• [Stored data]

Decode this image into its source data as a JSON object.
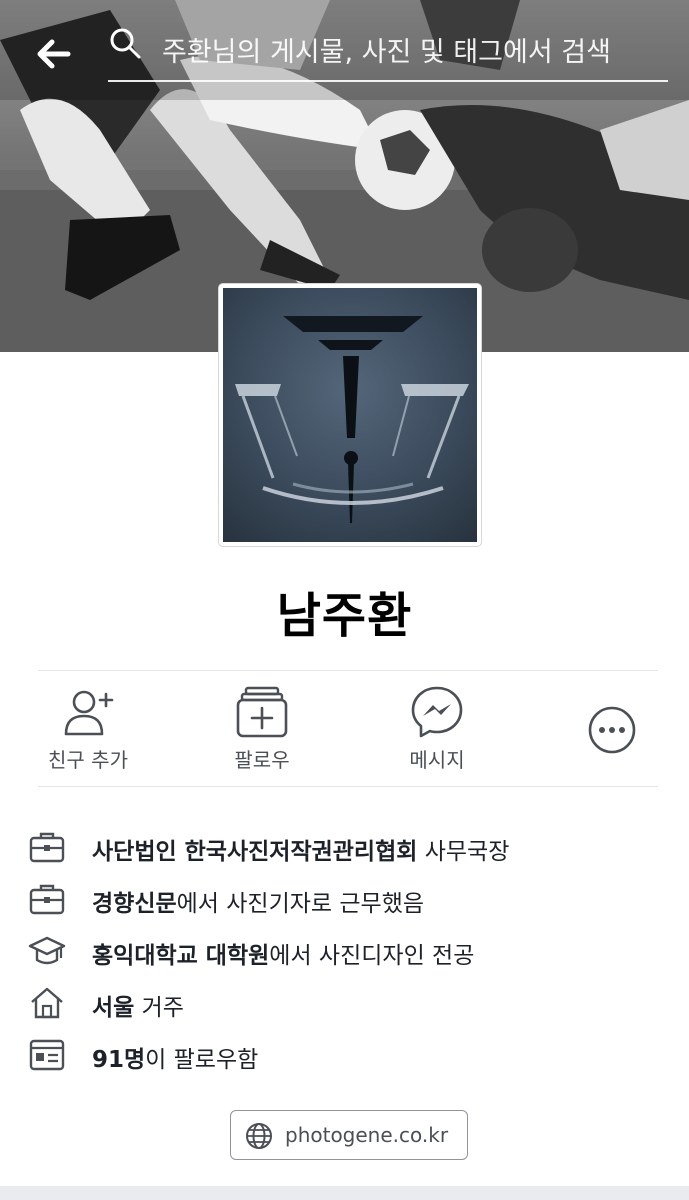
{
  "header": {
    "back_icon": "back-arrow-icon",
    "search_icon": "search-icon",
    "search_placeholder": "주환님의 게시물, 사진 및 태그에서 검색"
  },
  "profile": {
    "name": "남주환",
    "cover_icon": "cover-photo",
    "avatar_icon": "avatar"
  },
  "actions": {
    "add_friend": {
      "label": "친구 추가",
      "icon": "add-friend-icon"
    },
    "follow": {
      "label": "팔로우",
      "icon": "follow-icon"
    },
    "message": {
      "label": "메시지",
      "icon": "messenger-icon"
    },
    "more": {
      "icon": "more-icon"
    }
  },
  "intro": {
    "work1": {
      "bold": "사단법인 한국사진저작권관리협회",
      "rest": " 사무국장",
      "icon": "briefcase-icon"
    },
    "work2": {
      "bold": "경향신문",
      "rest": "에서 사진기자로 근무했음",
      "icon": "briefcase-icon"
    },
    "education": {
      "bold": "홍익대학교 대학원",
      "rest": "에서 사진디자인 전공",
      "icon": "graduation-cap-icon"
    },
    "residence": {
      "bold": "서울",
      "rest": " 거주",
      "icon": "home-icon"
    },
    "followers": {
      "bold": "91명",
      "rest": "이 팔로우함",
      "icon": "followers-card-icon"
    }
  },
  "website": {
    "label": "photogene.co.kr",
    "icon": "globe-icon"
  },
  "colors": {
    "icon_gray": "#4b4f56",
    "text": "#1d2129",
    "divider": "#e5e6ea",
    "background": "#ffffff"
  }
}
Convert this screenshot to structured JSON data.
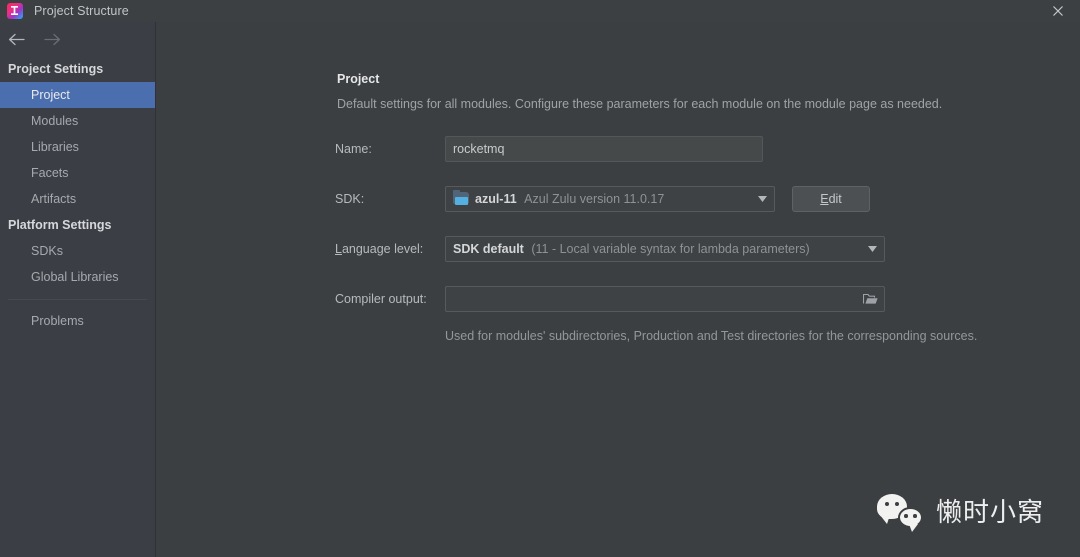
{
  "window": {
    "title": "Project Structure",
    "app_icon": "intellij-idea-icon",
    "close_icon": "close-icon"
  },
  "nav": {
    "back_icon": "arrow-left-icon",
    "forward_icon": "arrow-right-icon"
  },
  "sidebar": {
    "groups": [
      {
        "title": "Project Settings",
        "items": [
          {
            "label": "Project",
            "selected": true
          },
          {
            "label": "Modules",
            "selected": false
          },
          {
            "label": "Libraries",
            "selected": false
          },
          {
            "label": "Facets",
            "selected": false
          },
          {
            "label": "Artifacts",
            "selected": false
          }
        ]
      },
      {
        "title": "Platform Settings",
        "items": [
          {
            "label": "SDKs",
            "selected": false
          },
          {
            "label": "Global Libraries",
            "selected": false
          }
        ]
      }
    ],
    "footer_item": {
      "label": "Problems"
    }
  },
  "main": {
    "title": "Project",
    "subtitle": "Default settings for all modules. Configure these parameters for each module on the module page as needed.",
    "fields": {
      "name": {
        "label": "Name:",
        "value": "rocketmq"
      },
      "sdk": {
        "label": "SDK:",
        "icon": "jdk-folder-icon",
        "value_primary": "azul-11",
        "value_secondary": "Azul Zulu version 11.0.17",
        "dropdown_icon": "chevron-down-icon",
        "edit_button": {
          "mnemonic": "E",
          "rest": "dit"
        }
      },
      "language_level": {
        "label_mnemonic": "L",
        "label_rest": "anguage level:",
        "value_primary": "SDK default",
        "value_secondary": "(11 - Local variable syntax for lambda parameters)",
        "dropdown_icon": "chevron-down-icon"
      },
      "compiler_output": {
        "label": "Compiler output:",
        "value": "",
        "browse_icon": "folder-open-icon",
        "hint": "Used for modules' subdirectories, Production and Test directories for the corresponding sources."
      }
    }
  },
  "watermark": {
    "logo_icon": "wechat-logo-icon",
    "text": "懒时小窝"
  },
  "colors": {
    "selection": "#4b6eaf",
    "panel_bg": "#3c3f41",
    "sidebar_bg": "#3b3e45",
    "titlebar_bg": "#3c4043"
  }
}
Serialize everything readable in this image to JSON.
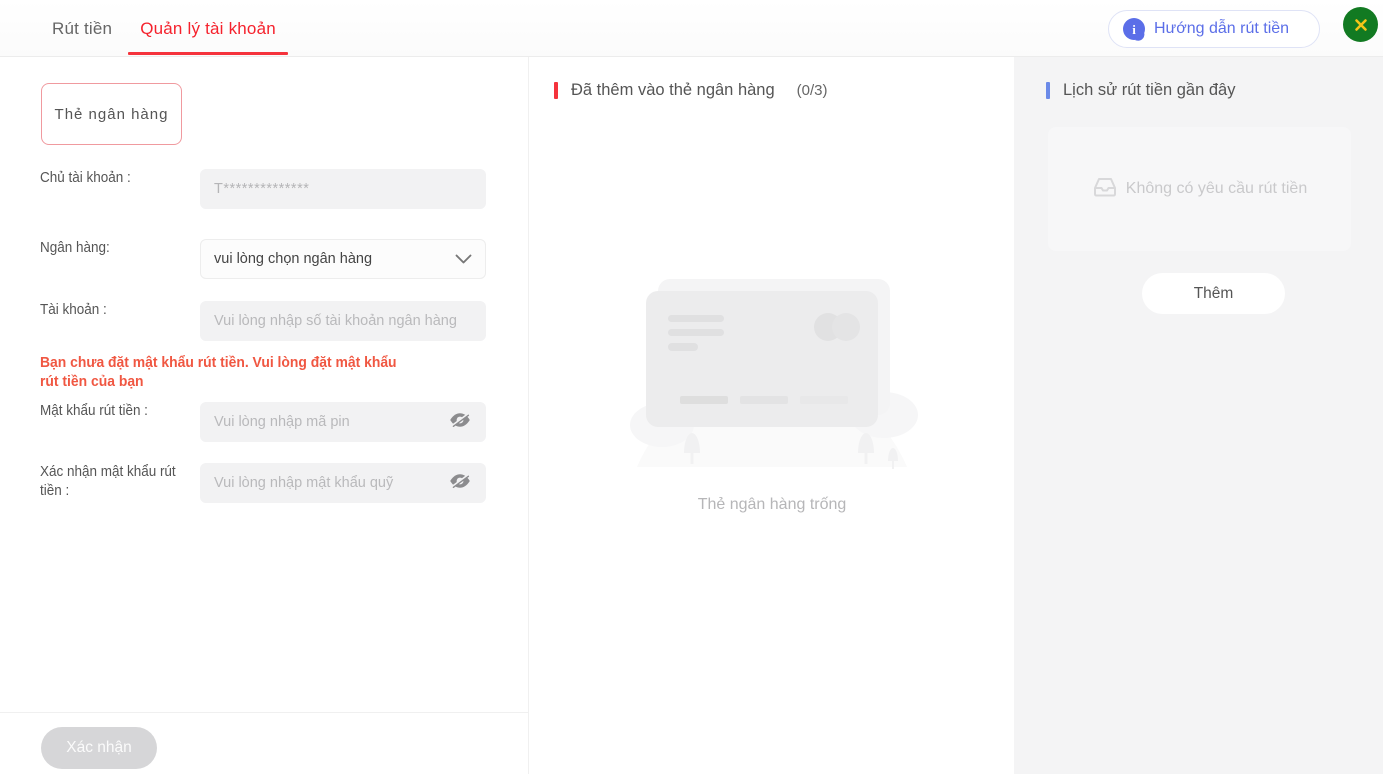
{
  "header": {
    "tabs": [
      {
        "label": "Rút tiền",
        "active": false
      },
      {
        "label": "Quản lý tài khoản",
        "active": true
      }
    ],
    "guide_button": {
      "label": "Hướng dẫn rút tiền",
      "icon": "info-bubble-icon"
    },
    "close_button": {
      "icon": "close-icon"
    }
  },
  "left_panel": {
    "card_tab_label": "Thẻ ngân hàng",
    "fields": [
      {
        "label": "Chủ tài khoản :",
        "value": "T**************",
        "placeholder": ""
      },
      {
        "label": "Ngân hàng:",
        "value": "vui lòng chọn ngân hàng",
        "placeholder": "vui lòng chọn ngân hàng"
      },
      {
        "label": "Tài khoản :",
        "value": "",
        "placeholder": "Vui lòng nhập số tài khoản ngân hàng"
      },
      {
        "label": "Mật khẩu rút tiền :",
        "value": "",
        "placeholder": "Vui lòng nhập mã pin"
      },
      {
        "label": "Xác nhận mật khẩu rút tiền :",
        "value": "",
        "placeholder": "Vui lòng nhập mật khẩu quỹ"
      }
    ],
    "warning": "Bạn chưa đặt mật khẩu rút tiền. Vui lòng đặt mật khẩu rút tiền của bạn",
    "confirm_label": "Xác nhận"
  },
  "middle_panel": {
    "title": "Đã thêm vào thẻ ngân hàng",
    "count": "(0/3)",
    "empty_caption": "Thẻ ngân hàng trống"
  },
  "right_panel": {
    "title": "Lịch sử rút tiền gần đây",
    "empty_text": "Không có yêu cầu rút tiền",
    "add_label": "Thêm"
  },
  "colors": {
    "accent_red": "#f5333c",
    "accent_blue": "#5b6ee8",
    "warning_red": "#f05742",
    "close_green": "#127a22",
    "close_x": "#f5c518"
  }
}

• [PROBLEM DESCRIPTION]
Take every line from the records above that has the word "folder" and copy it.

• [SOLUTION TO THIS PROBLEM]
        "icon": "jdk-folder-icon",
        "browse_icon": "folder-open-icon",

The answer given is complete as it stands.